RECORD LIST:
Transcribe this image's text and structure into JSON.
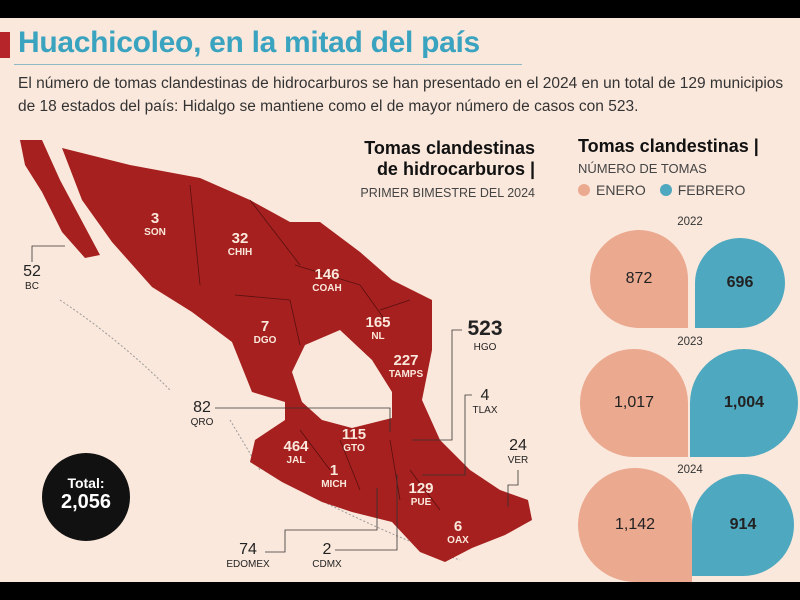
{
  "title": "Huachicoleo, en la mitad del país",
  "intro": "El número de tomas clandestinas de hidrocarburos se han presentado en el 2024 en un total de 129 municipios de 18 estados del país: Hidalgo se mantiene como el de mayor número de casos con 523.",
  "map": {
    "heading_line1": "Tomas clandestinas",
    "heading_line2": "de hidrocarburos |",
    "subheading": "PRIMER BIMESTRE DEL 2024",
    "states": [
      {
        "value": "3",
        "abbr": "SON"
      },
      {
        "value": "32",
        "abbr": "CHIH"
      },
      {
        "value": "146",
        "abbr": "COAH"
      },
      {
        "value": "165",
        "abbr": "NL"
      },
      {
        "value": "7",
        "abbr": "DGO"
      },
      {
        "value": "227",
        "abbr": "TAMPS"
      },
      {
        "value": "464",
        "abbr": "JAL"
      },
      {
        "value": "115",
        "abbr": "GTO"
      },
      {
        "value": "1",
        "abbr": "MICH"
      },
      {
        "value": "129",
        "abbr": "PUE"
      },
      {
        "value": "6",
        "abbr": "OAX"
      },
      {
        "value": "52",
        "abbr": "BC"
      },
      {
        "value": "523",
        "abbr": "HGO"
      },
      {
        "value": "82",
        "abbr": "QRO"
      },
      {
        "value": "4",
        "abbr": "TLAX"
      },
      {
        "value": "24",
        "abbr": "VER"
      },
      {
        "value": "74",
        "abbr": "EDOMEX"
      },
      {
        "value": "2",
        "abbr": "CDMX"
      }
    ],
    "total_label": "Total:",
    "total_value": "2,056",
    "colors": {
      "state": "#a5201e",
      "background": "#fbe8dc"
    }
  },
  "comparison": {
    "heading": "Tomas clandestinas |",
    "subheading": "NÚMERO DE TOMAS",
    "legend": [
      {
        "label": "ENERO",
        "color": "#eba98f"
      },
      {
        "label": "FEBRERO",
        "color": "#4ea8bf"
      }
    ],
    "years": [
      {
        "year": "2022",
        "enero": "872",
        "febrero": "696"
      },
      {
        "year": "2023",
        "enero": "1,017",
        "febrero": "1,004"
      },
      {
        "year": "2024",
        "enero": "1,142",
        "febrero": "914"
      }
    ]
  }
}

THE EXERCISE: Collect from the data above every line that includes "clandestinas".

THE REPLY:
  "intro": "El número de tomas clandestinas de hidrocarburos se han presentado en el 2024 en un total de 129 municipios de 18 estados del país: Hidalgo se mantiene como el de mayor número de casos con 523.",
    "heading_line1": "Tomas clandestinas",
    "heading": "Tomas clandestinas |",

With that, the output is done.